::: Information given

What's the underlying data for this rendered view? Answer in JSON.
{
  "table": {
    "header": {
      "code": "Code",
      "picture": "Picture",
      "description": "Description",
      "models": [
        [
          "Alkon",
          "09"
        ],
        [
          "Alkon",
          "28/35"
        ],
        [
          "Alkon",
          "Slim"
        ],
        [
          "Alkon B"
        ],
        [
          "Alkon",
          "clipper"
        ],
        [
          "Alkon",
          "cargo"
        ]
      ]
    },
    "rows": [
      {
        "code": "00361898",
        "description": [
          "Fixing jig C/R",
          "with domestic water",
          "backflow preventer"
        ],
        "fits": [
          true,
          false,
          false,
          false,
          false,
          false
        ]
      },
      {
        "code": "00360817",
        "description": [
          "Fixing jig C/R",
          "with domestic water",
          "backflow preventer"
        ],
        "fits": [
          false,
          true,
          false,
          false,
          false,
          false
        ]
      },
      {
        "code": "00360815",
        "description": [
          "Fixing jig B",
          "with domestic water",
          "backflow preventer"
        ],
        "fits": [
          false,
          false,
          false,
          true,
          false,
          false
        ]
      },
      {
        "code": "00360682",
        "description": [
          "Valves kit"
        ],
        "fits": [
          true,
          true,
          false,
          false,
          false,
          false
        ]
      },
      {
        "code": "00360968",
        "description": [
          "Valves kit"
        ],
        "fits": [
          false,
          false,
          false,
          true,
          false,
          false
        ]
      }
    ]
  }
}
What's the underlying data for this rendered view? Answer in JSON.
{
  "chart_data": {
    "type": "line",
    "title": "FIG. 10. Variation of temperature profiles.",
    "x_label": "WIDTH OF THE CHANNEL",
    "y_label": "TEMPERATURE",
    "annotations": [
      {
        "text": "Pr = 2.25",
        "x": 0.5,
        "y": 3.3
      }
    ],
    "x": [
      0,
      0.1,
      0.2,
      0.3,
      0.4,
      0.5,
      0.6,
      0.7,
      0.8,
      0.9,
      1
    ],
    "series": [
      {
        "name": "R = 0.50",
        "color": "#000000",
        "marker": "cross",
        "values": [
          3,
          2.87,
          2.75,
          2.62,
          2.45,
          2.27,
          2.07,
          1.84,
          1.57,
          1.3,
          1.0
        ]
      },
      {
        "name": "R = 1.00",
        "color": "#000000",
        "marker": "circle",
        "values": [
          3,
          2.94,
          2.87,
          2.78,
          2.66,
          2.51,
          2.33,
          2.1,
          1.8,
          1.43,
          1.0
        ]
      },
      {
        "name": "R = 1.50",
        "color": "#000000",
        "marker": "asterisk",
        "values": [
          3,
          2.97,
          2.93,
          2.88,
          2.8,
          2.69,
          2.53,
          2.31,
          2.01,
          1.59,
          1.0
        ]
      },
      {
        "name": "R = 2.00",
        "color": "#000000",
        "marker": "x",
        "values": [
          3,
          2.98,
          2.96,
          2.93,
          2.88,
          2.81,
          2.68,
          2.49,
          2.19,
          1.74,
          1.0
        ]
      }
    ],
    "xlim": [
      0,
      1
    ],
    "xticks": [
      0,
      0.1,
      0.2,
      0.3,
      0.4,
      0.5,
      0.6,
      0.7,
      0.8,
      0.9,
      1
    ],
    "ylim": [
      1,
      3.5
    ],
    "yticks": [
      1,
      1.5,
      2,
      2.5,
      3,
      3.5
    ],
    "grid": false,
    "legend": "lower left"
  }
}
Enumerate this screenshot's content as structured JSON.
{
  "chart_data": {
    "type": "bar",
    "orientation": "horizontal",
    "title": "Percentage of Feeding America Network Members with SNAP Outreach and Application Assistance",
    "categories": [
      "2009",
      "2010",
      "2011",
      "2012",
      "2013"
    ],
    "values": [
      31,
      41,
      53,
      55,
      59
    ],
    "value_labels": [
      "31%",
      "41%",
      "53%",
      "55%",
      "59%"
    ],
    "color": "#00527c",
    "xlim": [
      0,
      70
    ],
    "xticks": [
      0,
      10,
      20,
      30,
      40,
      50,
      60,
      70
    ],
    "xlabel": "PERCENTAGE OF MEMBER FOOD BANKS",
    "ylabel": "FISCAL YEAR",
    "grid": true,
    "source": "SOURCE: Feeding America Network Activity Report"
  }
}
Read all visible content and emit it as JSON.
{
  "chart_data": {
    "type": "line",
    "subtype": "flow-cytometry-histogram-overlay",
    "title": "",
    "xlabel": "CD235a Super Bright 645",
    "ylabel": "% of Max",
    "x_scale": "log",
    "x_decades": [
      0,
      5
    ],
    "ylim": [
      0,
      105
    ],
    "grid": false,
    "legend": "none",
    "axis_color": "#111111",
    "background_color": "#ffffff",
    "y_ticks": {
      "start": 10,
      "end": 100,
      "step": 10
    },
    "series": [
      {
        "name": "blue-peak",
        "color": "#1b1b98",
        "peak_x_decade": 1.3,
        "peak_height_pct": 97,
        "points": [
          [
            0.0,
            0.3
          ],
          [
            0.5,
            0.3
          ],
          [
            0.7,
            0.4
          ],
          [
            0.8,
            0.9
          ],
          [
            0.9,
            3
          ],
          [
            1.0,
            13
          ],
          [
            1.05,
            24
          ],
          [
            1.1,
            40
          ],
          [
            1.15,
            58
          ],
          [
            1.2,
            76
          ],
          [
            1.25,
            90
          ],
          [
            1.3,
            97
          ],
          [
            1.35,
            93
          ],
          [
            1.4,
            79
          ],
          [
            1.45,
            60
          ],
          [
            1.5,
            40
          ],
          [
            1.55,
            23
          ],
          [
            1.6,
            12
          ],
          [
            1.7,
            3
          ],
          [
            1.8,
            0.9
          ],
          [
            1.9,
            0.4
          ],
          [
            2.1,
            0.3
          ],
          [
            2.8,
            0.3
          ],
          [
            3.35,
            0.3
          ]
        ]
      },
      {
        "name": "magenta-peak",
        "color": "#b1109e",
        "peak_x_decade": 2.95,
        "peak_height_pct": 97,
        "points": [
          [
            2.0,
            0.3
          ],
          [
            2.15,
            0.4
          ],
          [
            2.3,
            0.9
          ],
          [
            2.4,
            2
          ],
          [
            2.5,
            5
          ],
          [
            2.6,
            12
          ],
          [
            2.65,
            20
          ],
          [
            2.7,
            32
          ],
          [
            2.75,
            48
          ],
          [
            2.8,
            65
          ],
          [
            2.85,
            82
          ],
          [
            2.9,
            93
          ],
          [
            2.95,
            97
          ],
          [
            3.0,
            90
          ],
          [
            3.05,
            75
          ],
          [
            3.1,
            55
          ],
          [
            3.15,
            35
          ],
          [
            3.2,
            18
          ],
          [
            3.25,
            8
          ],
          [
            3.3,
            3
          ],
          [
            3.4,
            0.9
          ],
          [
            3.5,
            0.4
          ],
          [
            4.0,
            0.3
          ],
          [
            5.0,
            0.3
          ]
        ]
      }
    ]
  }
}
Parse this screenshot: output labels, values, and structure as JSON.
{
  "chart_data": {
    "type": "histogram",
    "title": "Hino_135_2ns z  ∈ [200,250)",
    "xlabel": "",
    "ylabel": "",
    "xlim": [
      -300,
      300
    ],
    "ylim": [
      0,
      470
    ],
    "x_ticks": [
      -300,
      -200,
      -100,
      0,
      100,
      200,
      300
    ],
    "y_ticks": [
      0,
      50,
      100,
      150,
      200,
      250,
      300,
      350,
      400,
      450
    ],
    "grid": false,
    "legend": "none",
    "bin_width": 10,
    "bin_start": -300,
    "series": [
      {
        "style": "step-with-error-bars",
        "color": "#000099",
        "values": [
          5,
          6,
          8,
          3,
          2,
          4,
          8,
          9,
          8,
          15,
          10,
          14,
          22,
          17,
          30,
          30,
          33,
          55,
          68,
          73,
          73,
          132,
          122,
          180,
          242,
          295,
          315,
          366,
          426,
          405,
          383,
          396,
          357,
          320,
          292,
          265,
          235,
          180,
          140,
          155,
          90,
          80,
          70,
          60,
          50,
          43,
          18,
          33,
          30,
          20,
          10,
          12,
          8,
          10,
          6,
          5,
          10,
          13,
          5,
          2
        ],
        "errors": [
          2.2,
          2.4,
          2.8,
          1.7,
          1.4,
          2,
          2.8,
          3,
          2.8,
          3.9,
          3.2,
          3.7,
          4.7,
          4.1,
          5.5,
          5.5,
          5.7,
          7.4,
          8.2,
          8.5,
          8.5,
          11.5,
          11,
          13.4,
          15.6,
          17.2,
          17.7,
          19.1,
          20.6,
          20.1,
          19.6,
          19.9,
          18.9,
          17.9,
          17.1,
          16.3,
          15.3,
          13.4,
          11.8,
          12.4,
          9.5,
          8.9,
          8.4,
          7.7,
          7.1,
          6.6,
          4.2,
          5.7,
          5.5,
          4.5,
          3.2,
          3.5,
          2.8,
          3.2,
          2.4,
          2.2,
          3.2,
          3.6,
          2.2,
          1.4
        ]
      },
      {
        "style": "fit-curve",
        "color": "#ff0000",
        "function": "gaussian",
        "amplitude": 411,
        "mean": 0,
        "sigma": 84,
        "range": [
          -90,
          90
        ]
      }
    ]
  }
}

::::::

__Set exercise__: Every line of the listing that holds "marker" should be found and copied.

__Exercise result__:
        "marker": "cross",
        "marker": "circle",
        "marker": "asterisk",
        "marker": "x",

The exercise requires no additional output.